■ **EXERCISE DESCRIPTION**: Repeat each entry in full, exactly.

■ **TASK DATA**:
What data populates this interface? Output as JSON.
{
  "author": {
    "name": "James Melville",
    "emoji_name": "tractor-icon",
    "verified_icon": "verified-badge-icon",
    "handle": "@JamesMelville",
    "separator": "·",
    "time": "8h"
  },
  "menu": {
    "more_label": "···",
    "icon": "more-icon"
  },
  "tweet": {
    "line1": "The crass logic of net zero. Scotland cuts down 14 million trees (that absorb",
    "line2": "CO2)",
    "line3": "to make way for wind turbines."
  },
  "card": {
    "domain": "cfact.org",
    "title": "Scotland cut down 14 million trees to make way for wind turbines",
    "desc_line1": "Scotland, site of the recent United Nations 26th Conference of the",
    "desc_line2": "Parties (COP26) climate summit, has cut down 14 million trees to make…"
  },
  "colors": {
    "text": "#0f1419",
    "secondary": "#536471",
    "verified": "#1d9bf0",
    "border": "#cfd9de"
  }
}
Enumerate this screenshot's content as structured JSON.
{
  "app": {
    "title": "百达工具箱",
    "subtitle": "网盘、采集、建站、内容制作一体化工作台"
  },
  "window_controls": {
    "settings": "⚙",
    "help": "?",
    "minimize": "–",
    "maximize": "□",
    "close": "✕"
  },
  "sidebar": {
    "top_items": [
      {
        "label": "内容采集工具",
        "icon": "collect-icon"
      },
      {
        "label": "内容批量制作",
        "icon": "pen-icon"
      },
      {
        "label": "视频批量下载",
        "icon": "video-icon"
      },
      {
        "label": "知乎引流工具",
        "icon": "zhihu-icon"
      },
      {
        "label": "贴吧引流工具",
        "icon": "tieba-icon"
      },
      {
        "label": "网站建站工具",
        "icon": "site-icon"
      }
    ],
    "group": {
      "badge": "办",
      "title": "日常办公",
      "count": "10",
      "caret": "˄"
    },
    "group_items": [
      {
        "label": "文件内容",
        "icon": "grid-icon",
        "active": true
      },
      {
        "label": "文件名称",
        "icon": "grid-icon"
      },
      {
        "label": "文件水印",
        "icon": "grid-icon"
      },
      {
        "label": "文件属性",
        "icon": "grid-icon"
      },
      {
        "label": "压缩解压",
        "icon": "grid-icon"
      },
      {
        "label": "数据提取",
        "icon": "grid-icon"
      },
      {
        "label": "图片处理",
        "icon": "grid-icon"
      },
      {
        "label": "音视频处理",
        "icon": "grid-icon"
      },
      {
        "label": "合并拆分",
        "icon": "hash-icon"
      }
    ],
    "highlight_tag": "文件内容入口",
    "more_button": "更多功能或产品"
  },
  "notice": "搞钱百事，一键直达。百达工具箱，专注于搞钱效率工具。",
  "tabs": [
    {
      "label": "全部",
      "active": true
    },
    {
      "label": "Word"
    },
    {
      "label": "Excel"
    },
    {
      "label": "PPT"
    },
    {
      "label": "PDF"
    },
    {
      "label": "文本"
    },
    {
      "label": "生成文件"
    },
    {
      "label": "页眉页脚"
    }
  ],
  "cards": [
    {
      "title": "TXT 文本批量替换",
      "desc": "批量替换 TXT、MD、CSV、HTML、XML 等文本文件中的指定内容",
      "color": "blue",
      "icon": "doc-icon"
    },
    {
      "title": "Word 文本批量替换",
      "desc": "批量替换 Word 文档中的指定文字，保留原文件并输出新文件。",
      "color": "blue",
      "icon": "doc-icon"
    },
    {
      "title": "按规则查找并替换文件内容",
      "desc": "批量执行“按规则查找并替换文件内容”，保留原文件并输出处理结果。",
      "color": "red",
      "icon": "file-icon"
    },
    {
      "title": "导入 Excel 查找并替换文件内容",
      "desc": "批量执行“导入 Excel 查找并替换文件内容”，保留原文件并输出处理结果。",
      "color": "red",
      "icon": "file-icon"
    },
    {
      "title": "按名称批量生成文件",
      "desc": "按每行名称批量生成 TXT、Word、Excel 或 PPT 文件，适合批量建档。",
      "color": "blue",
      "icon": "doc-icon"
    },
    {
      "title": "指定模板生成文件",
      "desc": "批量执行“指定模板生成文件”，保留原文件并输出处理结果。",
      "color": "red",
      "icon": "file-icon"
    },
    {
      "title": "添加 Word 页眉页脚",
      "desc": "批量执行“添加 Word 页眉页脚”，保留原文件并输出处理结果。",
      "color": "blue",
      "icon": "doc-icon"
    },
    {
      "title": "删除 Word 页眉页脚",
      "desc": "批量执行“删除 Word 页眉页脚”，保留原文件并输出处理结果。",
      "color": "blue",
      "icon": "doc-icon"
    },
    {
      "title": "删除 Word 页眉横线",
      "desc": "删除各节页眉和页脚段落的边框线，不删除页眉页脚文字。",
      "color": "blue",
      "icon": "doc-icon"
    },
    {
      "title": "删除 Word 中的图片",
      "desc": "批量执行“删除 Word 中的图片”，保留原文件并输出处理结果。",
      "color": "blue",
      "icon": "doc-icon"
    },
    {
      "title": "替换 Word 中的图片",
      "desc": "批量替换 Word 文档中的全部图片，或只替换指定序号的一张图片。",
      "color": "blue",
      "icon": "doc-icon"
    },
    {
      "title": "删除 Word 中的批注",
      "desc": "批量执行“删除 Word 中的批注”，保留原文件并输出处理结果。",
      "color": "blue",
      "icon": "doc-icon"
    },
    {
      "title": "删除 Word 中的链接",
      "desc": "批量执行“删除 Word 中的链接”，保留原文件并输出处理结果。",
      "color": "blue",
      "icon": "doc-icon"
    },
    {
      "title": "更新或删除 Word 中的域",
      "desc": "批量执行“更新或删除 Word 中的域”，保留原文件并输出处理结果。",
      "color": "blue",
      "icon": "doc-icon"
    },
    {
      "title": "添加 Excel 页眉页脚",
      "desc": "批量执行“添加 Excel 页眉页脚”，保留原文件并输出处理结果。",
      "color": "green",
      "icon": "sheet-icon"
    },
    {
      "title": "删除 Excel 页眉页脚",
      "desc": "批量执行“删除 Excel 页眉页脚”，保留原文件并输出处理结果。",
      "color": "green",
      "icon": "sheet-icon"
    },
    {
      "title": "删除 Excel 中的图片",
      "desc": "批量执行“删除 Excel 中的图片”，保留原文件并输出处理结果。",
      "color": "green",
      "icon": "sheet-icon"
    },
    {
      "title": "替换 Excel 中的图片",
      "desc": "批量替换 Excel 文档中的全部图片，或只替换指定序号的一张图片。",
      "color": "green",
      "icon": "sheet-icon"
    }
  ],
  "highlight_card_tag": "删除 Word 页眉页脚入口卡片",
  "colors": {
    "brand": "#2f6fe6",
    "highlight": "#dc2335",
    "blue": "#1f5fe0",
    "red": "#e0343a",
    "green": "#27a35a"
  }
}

■ **RESPONSE**:
What data populates this interface? Output as JSON.
{
  "author": {
    "name": "James Melville",
    "emoji_name": "tractor-icon",
    "verified_icon": "verified-badge-icon",
    "handle": "@JamesMelville",
    "separator": "·",
    "time": "8h"
  },
  "menu": {
    "more_label": "···",
    "icon": "more-icon"
  },
  "tweet": {
    "line1": "The crass logic of net zero. Scotland cuts down 14 million trees (that absorb",
    "line2": "CO2)",
    "line3": "to make way for wind turbines."
  },
  "card": {
    "domain": "cfact.org",
    "title": "Scotland cut down 14 million trees to make way for wind turbines",
    "desc_line1": "Scotland, site of the recent United Nations 26th Conference of the",
    "desc_line2": "Parties (COP26) climate summit, has cut down 14 million trees to make…"
  },
  "colors": {
    "text": "#0f1419",
    "secondary": "#536471",
    "verified": "#1d9bf0",
    "border": "#cfd9de"
  }
}
Enumerate this screenshot's content as structured JSON.
{
  "app": {
    "title": "百达工具箱",
    "subtitle": "网盘、采集、建站、内容制作一体化工作台"
  },
  "window_controls": {
    "settings": "⚙",
    "help": "?",
    "minimize": "–",
    "maximize": "□",
    "close": "✕"
  },
  "sidebar": {
    "top_items": [
      {
        "label": "内容采集工具",
        "icon": "collect-icon"
      },
      {
        "label": "内容批量制作",
        "icon": "pen-icon"
      },
      {
        "label": "视频批量下载",
        "icon": "video-icon"
      },
      {
        "label": "知乎引流工具",
        "icon": "zhihu-icon"
      },
      {
        "label": "贴吧引流工具",
        "icon": "tieba-icon"
      },
      {
        "label": "网站建站工具",
        "icon": "site-icon"
      }
    ],
    "group": {
      "badge": "办",
      "title": "日常办公",
      "count": "10",
      "caret": "˄"
    },
    "group_items": [
      {
        "label": "文件内容",
        "icon": "grid-icon",
        "active": true
      },
      {
        "label": "文件名称",
        "icon": "grid-icon"
      },
      {
        "label": "文件水印",
        "icon": "grid-icon"
      },
      {
        "label": "文件属性",
        "icon": "grid-icon"
      },
      {
        "label": "压缩解压",
        "icon": "grid-icon"
      },
      {
        "label": "数据提取",
        "icon": "grid-icon"
      },
      {
        "label": "图片处理",
        "icon": "grid-icon"
      },
      {
        "label": "音视频处理",
        "icon": "grid-icon"
      },
      {
        "label": "合并拆分",
        "icon": "hash-icon"
      }
    ],
    "highlight_tag": "文件内容入口",
    "more_button": "更多功能或产品"
  },
  "notice": "搞钱百事，一键直达。百达工具箱，专注于搞钱效率工具。",
  "tabs": [
    {
      "label": "全部",
      "active": true
    },
    {
      "label": "Word"
    },
    {
      "label": "Excel"
    },
    {
      "label": "PPT"
    },
    {
      "label": "PDF"
    },
    {
      "label": "文本"
    },
    {
      "label": "生成文件"
    },
    {
      "label": "页眉页脚"
    }
  ],
  "cards": [
    {
      "title": "TXT 文本批量替换",
      "desc": "批量替换 TXT、MD、CSV、HTML、XML 等文本文件中的指定内容",
      "color": "blue",
      "icon": "doc-icon"
    },
    {
      "title": "Word 文本批量替换",
      "desc": "批量替换 Word 文档中的指定文字，保留原文件并输出新文件。",
      "color": "blue",
      "icon": "doc-icon"
    },
    {
      "title": "按规则查找并替换文件内容",
      "desc": "批量执行“按规则查找并替换文件内容”，保留原文件并输出处理结果。",
      "color": "red",
      "icon": "file-icon"
    },
    {
      "title": "导入 Excel 查找并替换文件内容",
      "desc": "批量执行“导入 Excel 查找并替换文件内容”，保留原文件并输出处理结果。",
      "color": "red",
      "icon": "file-icon"
    },
    {
      "title": "按名称批量生成文件",
      "desc": "按每行名称批量生成 TXT、Word、Excel 或 PPT 文件，适合批量建档。",
      "color": "blue",
      "icon": "doc-icon"
    },
    {
      "title": "指定模板生成文件",
      "desc": "批量执行“指定模板生成文件”，保留原文件并输出处理结果。",
      "color": "red",
      "icon": "file-icon"
    },
    {
      "title": "添加 Word 页眉页脚",
      "desc": "批量执行“添加 Word 页眉页脚”，保留原文件并输出处理结果。",
      "color": "blue",
      "icon": "doc-icon"
    },
    {
      "title": "删除 Word 页眉页脚",
      "desc": "批量执行“删除 Word 页眉页脚”，保留原文件并输出处理结果。",
      "color": "blue",
      "icon": "doc-icon"
    },
    {
      "title": "删除 Word 页眉横线",
      "desc": "删除各节页眉和页脚段落的边框线，不删除页眉页脚文字。",
      "color": "blue",
      "icon": "doc-icon"
    },
    {
      "title": "删除 Word 中的图片",
      "desc": "批量执行“删除 Word 中的图片”，保留原文件并输出处理结果。",
      "color": "blue",
      "icon": "doc-icon"
    },
    {
      "title": "替换 Word 中的图片",
      "desc": "批量替换 Word 文档中的全部图片，或只替换指定序号的一张图片。",
      "color": "blue",
      "icon": "doc-icon"
    },
    {
      "title": "删除 Word 中的批注",
      "desc": "批量执行“删除 Word 中的批注”，保留原文件并输出处理结果。",
      "color": "blue",
      "icon": "doc-icon"
    },
    {
      "title": "删除 Word 中的链接",
      "desc": "批量执行“删除 Word 中的链接”，保留原文件并输出处理结果。",
      "color": "blue",
      "icon": "doc-icon"
    },
    {
      "title": "更新或删除 Word 中的域",
      "desc": "批量执行“更新或删除 Word 中的域”，保留原文件并输出处理结果。",
      "color": "blue",
      "icon": "doc-icon"
    },
    {
      "title": "添加 Excel 页眉页脚",
      "desc": "批量执行“添加 Excel 页眉页脚”，保留原文件并输出处理结果。",
      "color": "green",
      "icon": "sheet-icon"
    },
    {
      "title": "删除 Excel 页眉页脚",
      "desc": "批量执行“删除 Excel 页眉页脚”，保留原文件并输出处理结果。",
      "color": "green",
      "icon": "sheet-icon"
    },
    {
      "title": "删除 Excel 中的图片",
      "desc": "批量执行“删除 Excel 中的图片”，保留原文件并输出处理结果。",
      "color": "green",
      "icon": "sheet-icon"
    },
    {
      "title": "替换 Excel 中的图片",
      "desc": "批量替换 Excel 文档中的全部图片，或只替换指定序号的一张图片。",
      "color": "green",
      "icon": "sheet-icon"
    }
  ],
  "highlight_card_tag": "删除 Word 页眉页脚入口卡片",
  "colors": {
    "brand": "#2f6fe6",
    "highlight": "#dc2335",
    "blue": "#1f5fe0",
    "red": "#e0343a",
    "green": "#27a35a"
  }
}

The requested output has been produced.